— Begin TEXT EXCERPT —
# Ever see a BAR do this?



## Ohoopee Tusker (Oct 18, 2012)

I've owned this BAR since the 80's. I think it's a 1970 model I'll have to look up the numbers to be sure. 7mm Rem. mag is the cal. I took it out yesterday to do some shooting and after about the 6th round it hung up. I took it apart today and this is what I found. Cracked bolt sleeve on both sides. I was shooting 150 grain Win. Powerpoints. Have any of you had a BAR do this before? Looks like the part will run me about $100. Any advice before I order and replace? Thanks.


----------



## rjcruiser (Oct 19, 2012)

I'd check with Browning and see if they will replace on there own before buying the part myself.


----------



## Lukikus2 (Oct 19, 2012)

Unfortunately yes. But I was shooting Hornady's out of mine which are a hotter load than the winchester's. That was back in the 80's and the action was still around $100. It's simple to replace if you know two small secrets.

The first is take the butt plate off. There is a screw that holds the stock to the reciever waaaay down there so you will need a long flat head screwdriver to remove it.

Secondly, the plate that the screw fastens to does not come out of the reciever so don't try and force it. Put upward pressure on the plate while pushing the top of the plate forward into the reciever and it will slide right in above the action. The action should slide right out the back. Be careful when screwing the stock back on to not booger up the threads on the reciever plate when re-installing. I found it easiest to stand the gun straight up on the end of the barrel.
— End TEXT EXCERPT —
— Begin RECORDED INFORMATION —
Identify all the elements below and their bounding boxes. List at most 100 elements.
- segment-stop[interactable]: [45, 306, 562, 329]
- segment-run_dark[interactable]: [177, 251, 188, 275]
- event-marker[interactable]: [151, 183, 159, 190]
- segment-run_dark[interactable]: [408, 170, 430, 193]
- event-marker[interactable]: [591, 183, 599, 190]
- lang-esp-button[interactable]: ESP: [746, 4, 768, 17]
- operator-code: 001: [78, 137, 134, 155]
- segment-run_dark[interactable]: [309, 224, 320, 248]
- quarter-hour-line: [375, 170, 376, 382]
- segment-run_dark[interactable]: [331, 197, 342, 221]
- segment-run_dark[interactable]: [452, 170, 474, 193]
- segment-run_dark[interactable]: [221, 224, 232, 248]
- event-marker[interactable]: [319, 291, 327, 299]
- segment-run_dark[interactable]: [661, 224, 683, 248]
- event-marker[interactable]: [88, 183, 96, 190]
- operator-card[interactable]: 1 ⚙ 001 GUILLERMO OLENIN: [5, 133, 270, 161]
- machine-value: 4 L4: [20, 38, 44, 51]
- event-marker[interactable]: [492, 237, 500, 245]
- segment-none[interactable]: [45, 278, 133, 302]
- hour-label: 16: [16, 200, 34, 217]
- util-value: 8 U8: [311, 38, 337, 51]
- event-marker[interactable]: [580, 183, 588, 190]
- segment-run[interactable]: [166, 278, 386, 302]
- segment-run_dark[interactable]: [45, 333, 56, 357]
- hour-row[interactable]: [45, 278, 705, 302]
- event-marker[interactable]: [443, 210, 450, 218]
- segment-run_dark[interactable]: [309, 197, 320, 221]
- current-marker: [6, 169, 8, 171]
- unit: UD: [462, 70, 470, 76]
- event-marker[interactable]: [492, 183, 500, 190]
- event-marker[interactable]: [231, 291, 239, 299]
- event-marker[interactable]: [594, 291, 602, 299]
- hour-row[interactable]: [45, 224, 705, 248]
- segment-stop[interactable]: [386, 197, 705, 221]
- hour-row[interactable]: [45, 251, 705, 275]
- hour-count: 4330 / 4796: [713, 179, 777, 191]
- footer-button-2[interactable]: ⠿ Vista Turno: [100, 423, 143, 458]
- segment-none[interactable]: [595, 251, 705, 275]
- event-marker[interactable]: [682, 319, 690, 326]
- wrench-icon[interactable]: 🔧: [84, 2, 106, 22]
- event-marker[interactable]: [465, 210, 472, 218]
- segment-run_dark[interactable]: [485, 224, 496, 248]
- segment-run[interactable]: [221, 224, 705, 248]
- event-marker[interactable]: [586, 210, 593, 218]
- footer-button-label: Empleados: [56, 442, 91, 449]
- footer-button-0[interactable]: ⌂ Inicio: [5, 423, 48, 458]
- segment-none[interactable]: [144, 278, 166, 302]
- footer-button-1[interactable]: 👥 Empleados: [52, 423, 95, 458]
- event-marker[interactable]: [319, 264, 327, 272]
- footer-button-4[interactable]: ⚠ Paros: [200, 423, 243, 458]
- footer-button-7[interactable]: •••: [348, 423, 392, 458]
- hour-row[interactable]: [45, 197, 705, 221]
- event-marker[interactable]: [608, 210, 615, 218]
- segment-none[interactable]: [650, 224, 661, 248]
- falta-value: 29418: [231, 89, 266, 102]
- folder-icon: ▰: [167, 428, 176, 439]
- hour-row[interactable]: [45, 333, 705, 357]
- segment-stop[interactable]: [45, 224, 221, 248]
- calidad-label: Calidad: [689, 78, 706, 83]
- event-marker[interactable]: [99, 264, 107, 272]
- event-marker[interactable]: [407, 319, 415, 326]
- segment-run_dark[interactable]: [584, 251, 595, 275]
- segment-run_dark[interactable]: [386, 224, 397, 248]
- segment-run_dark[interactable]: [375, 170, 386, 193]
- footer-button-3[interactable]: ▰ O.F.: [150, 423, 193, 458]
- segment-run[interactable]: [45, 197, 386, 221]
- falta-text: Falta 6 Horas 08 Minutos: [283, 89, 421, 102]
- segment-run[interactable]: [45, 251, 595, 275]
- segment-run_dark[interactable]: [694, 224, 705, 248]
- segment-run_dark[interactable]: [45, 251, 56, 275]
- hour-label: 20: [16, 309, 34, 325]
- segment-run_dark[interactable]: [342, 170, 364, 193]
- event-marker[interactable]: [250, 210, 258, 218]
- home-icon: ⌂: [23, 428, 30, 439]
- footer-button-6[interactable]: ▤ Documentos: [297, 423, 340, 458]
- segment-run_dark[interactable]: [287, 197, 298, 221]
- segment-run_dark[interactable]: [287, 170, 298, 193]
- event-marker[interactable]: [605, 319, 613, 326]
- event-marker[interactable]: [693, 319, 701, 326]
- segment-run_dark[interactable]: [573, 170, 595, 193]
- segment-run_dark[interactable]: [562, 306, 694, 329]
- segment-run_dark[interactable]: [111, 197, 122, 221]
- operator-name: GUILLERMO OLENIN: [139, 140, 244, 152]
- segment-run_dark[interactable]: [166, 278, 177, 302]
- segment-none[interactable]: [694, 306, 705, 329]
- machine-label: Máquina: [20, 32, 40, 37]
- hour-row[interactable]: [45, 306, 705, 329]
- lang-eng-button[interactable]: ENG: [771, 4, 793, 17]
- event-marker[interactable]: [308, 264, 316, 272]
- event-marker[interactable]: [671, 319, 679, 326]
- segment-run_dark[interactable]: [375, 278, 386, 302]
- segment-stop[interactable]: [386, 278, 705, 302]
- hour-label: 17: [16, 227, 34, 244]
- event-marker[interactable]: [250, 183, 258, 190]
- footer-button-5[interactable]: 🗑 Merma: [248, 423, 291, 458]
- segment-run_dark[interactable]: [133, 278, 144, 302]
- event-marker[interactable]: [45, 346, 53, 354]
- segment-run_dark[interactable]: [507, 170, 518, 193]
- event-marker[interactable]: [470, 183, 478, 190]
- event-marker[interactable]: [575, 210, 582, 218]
— End RECORDED INFORMATION —
TASK SET:
**1)** Please update the BAR bolt sleeve thread, starting with "Unfortunately yes. But" and going on through "to remove it.": change "butt plate" to "recoil pad" and give that passage in full.
**2)** Answer these questions from the BAR bolt sleeve thread:
(a) What caliber is the BAR in the first post?
(b) What ammunition was the first poster shooting when the rifle hung up?
(c) According to Lukikus2, what is the first step in replacing the part?
**3)** Resume the forum thread about the cracked BAR bolt sleeve after its last sentence.
The material has nothing to do with the forum thread about the cracked BAR bolt sleeve.

WRITTEN ANSWERS:
**1)**
Unfortunately yes. But I was shooting Hornady's out of mine which are a hotter load than the winchester's. That was back in the 80's and the action was still around $100. It's simple to replace if you know two small secrets.

The first is take the recoil pad off. There is a screw that holds the stock to the reciever waaaay down there so you will need a long flat head screwdriver to remove it.

**2)**
(a) 7mm Rem. mag
(b) 150 grain Win. Powerpoints
(c) Taking the butt plate off

**3)**
----------



## GregoryB. (Oct 19, 2012)

There is a good video on You Tube that shows how to disassemble a BAR.  It was very helpful when I pulled mine apart to to replace the trigger springs and the firing pin.


----------



## Ohoopee Tusker (Oct 19, 2012)

Some great info. Thanks for all the input.


----------



## WGSNewnan (Oct 20, 2012)

replace your springs while in there. weak springs and hot loads dont mix. keep in mind that gun is 40 years old and ammo has made huge advancements in that time.


----------



## Niner (Jan 19, 2013)

If you are a reloader, use a powder along the lines of IMR4064's burn rate.


----------



## Lukikus2 (Jan 19, 2013)

WGSNewnan said:


> replace your springs while in there. weak springs and hot loads dont mix. keep in mind that gun is 40 years old and ammo has made huge advancements in that time.



I didn't do that when I replaced mine and it never cycled consistantly. Sold it after that and wished I hadn't because it had a very straight barrel on it.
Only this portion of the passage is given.